### Request
Your task is to print the material below exactly as presented.

** Start **

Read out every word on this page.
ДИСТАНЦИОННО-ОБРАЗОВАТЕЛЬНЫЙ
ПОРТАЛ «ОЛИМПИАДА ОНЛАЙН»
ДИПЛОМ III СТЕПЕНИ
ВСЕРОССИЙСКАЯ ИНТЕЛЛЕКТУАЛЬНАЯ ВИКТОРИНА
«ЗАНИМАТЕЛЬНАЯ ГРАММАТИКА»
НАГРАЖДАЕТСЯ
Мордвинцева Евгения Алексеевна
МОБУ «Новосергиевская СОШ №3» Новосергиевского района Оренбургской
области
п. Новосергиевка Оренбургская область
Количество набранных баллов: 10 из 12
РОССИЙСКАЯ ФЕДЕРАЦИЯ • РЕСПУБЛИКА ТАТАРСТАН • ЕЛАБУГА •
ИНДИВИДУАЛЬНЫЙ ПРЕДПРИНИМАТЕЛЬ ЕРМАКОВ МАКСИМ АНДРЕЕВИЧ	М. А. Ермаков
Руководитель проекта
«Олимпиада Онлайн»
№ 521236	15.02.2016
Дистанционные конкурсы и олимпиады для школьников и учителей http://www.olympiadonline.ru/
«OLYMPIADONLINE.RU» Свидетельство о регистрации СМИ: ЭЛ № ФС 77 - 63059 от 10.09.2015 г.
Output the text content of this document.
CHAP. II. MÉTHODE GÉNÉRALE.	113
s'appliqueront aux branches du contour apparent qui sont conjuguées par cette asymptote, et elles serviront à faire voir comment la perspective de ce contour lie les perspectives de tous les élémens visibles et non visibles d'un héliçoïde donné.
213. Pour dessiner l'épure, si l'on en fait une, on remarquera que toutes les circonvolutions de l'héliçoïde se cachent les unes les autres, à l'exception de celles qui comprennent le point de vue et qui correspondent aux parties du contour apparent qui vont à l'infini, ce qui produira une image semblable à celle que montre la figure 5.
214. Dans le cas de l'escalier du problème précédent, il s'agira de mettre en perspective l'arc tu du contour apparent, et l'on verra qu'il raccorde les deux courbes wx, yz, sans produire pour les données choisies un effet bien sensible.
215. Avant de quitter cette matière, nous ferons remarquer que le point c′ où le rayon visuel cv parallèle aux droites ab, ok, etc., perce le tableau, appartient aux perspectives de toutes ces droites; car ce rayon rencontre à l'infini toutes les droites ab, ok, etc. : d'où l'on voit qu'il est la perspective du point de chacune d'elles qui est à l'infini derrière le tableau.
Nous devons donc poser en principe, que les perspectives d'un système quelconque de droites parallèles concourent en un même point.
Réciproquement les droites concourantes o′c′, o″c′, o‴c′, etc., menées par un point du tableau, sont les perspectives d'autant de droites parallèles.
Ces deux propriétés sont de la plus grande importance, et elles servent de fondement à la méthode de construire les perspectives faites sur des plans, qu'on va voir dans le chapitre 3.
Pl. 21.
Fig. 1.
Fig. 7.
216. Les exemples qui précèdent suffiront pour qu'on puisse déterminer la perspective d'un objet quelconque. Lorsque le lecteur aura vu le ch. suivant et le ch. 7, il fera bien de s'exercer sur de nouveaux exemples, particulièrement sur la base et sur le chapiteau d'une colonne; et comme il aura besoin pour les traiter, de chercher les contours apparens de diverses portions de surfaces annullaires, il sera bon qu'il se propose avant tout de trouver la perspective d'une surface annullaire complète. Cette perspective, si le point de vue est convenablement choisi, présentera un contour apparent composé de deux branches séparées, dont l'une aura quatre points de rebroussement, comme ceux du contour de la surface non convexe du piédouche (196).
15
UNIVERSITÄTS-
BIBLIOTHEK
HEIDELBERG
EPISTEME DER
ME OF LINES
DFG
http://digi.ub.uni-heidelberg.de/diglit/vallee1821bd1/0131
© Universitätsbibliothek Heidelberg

** End **

### Output of the exercise
Read out every word on this page.
ДИСТАНЦИОННО-ОБРАЗОВАТЕЛЬНЫЙ
ПОРТАЛ «ОЛИМПИАДА ОНЛАЙН»
ДИПЛОМ III СТЕПЕНИ
ВСЕРОССИЙСКАЯ ИНТЕЛЛЕКТУАЛЬНАЯ ВИКТОРИНА
«ЗАНИМАТЕЛЬНАЯ ГРАММАТИКА»
НАГРАЖДАЕТСЯ
Мордвинцева Евгения Алексеевна
МОБУ «Новосергиевская СОШ №3» Новосергиевского района Оренбургской
области
п. Новосергиевка Оренбургская область
Количество набранных баллов: 10 из 12
РОССИЙСКАЯ ФЕДЕРАЦИЯ • РЕСПУБЛИКА ТАТАРСТАН • ЕЛАБУГА •
ИНДИВИДУАЛЬНЫЙ ПРЕДПРИНИМАТЕЛЬ ЕРМАКОВ МАКСИМ АНДРЕЕВИЧ	М. А. Ермаков
Руководитель проекта
«Олимпиада Онлайн»
№ 521236	15.02.2016
Дистанционные конкурсы и олимпиады для школьников и учителей http://www.olympiadonline.ru/
«OLYMPIADONLINE.RU» Свидетельство о регистрации СМИ: ЭЛ № ФС 77 - 63059 от 10.09.2015 г.
Output the text content of this document.
CHAP. II. MÉTHODE GÉNÉRALE.	113
s'appliqueront aux branches du contour apparent qui sont conjuguées par cette asymptote, et elles serviront à faire voir comment la perspective de ce contour lie les perspectives de tous les élémens visibles et non visibles d'un héliçoïde donné.
213. Pour dessiner l'épure, si l'on en fait une, on remarquera que toutes les circonvolutions de l'héliçoïde se cachent les unes les autres, à l'exception de celles qui comprennent le point de vue et qui correspondent aux parties du contour apparent qui vont à l'infini, ce qui produira une image semblable à celle que montre la figure 5.
214. Dans le cas de l'escalier du problème précédent, il s'agira de mettre en perspective l'arc tu du contour apparent, et l'on verra qu'il raccorde les deux courbes wx, yz, sans produire pour les données choisies un effet bien sensible.
215. Avant de quitter cette matière, nous ferons remarquer que le point c′ où le rayon visuel cv parallèle aux droites ab, ok, etc., perce le tableau, appartient aux perspectives de toutes ces droites; car ce rayon rencontre à l'infini toutes les droites ab, ok, etc. : d'où l'on voit qu'il est la perspective du point de chacune d'elles qui est à l'infini derrière le tableau.
Nous devons donc poser en principe, que les perspectives d'un système quelconque de droites parallèles concourent en un même point.
Réciproquement les droites concourantes o′c′, o″c′, o‴c′, etc., menées par un point du tableau, sont les perspectives d'autant de droites parallèles.
Ces deux propriétés sont de la plus grande importance, et elles servent de fondement à la méthode de construire les perspectives faites sur des plans, qu'on va voir dans le chapitre 3.
Pl. 21.
Fig. 1.
Fig. 7.
216. Les exemples qui précèdent suffiront pour qu'on puisse déterminer la perspective d'un objet quelconque. Lorsque le lecteur aura vu le ch. suivant et le ch. 7, il fera bien de s'exercer sur de nouveaux exemples, particulièrement sur la base et sur le chapiteau d'une colonne; et comme il aura besoin pour les traiter, de chercher les contours apparens de diverses portions de surfaces annullaires, il sera bon qu'il se propose avant tout de trouver la perspective d'une surface annullaire complète. Cette perspective, si le point de vue est convenablement choisi, présentera un contour apparent composé de deux branches séparées, dont l'une aura quatre points de rebroussement, comme ceux du contour de la surface non convexe du piédouche (196).
15
UNIVERSITÄTS-
BIBLIOTHEK
HEIDELBERG
EPISTEME DER
ME OF LINES
DFG
http://digi.ub.uni-heidelberg.de/diglit/vallee1821bd1/0131
© Universitätsbibliothek Heidelberg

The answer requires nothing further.